** START OF TASK INPUT **
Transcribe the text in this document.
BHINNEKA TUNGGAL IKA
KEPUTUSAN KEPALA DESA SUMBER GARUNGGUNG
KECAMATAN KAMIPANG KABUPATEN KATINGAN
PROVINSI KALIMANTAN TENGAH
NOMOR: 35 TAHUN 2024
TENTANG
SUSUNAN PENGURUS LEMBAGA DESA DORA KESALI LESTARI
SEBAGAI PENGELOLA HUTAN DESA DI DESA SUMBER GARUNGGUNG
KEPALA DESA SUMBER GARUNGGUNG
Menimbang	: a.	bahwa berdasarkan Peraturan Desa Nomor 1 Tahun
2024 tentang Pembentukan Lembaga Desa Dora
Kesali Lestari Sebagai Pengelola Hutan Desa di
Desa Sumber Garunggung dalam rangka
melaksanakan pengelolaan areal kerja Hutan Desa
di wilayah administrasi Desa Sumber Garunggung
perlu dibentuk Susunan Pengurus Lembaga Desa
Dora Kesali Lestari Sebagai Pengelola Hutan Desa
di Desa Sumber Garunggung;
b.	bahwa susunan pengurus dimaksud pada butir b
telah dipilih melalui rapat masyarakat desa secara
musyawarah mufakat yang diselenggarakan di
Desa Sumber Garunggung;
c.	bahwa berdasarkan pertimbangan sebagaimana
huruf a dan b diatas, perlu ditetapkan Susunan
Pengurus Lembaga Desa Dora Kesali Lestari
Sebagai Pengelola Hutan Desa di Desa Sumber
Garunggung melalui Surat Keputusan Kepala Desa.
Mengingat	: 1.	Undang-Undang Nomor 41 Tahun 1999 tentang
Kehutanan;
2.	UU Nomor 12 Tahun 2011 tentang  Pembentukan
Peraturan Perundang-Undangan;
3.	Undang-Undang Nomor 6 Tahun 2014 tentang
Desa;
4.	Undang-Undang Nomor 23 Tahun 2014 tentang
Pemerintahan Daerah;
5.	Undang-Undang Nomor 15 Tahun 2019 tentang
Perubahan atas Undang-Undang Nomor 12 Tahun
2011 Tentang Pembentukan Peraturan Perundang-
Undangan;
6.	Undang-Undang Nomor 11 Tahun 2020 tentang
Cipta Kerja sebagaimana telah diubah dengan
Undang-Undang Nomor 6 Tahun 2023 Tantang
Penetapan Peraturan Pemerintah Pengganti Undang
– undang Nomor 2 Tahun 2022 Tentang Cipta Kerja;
** END OF TASK INPUT **
EXERCISE AIM —
Every entry must be output again, exactly as written above.

RESULT OF THE TASK —
Transcribe the text in this document.
BHINNEKA TUNGGAL IKA
KEPUTUSAN KEPALA DESA SUMBER GARUNGGUNG
KECAMATAN KAMIPANG KABUPATEN KATINGAN
PROVINSI KALIMANTAN TENGAH
NOMOR: 35 TAHUN 2024
TENTANG
SUSUNAN PENGURUS LEMBAGA DESA DORA KESALI LESTARI
SEBAGAI PENGELOLA HUTAN DESA DI DESA SUMBER GARUNGGUNG
KEPALA DESA SUMBER GARUNGGUNG
Menimbang	: a.	bahwa berdasarkan Peraturan Desa Nomor 1 Tahun
2024 tentang Pembentukan Lembaga Desa Dora
Kesali Lestari Sebagai Pengelola Hutan Desa di
Desa Sumber Garunggung dalam rangka
melaksanakan pengelolaan areal kerja Hutan Desa
di wilayah administrasi Desa Sumber Garunggung
perlu dibentuk Susunan Pengurus Lembaga Desa
Dora Kesali Lestari Sebagai Pengelola Hutan Desa
di Desa Sumber Garunggung;
b.	bahwa susunan pengurus dimaksud pada butir b
telah dipilih melalui rapat masyarakat desa secara
musyawarah mufakat yang diselenggarakan di
Desa Sumber Garunggung;
c.	bahwa berdasarkan pertimbangan sebagaimana
huruf a dan b diatas, perlu ditetapkan Susunan
Pengurus Lembaga Desa Dora Kesali Lestari
Sebagai Pengelola Hutan Desa di Desa Sumber
Garunggung melalui Surat Keputusan Kepala Desa.
Mengingat	: 1.	Undang-Undang Nomor 41 Tahun 1999 tentang
Kehutanan;
2.	UU Nomor 12 Tahun 2011 tentang  Pembentukan
Peraturan Perundang-Undangan;
3.	Undang-Undang Nomor 6 Tahun 2014 tentang
Desa;
4.	Undang-Undang Nomor 23 Tahun 2014 tentang
Pemerintahan Daerah;
5.	Undang-Undang Nomor 15 Tahun 2019 tentang
Perubahan atas Undang-Undang Nomor 12 Tahun
2011 Tentang Pembentukan Peraturan Perundang-
Undangan;
6.	Undang-Undang Nomor 11 Tahun 2020 tentang
Cipta Kerja sebagaimana telah diubah dengan
Undang-Undang Nomor 6 Tahun 2023 Tantang
Penetapan Peraturan Pemerintah Pengganti Undang
– undang Nomor 2 Tahun 2022 Tentang Cipta Kerja;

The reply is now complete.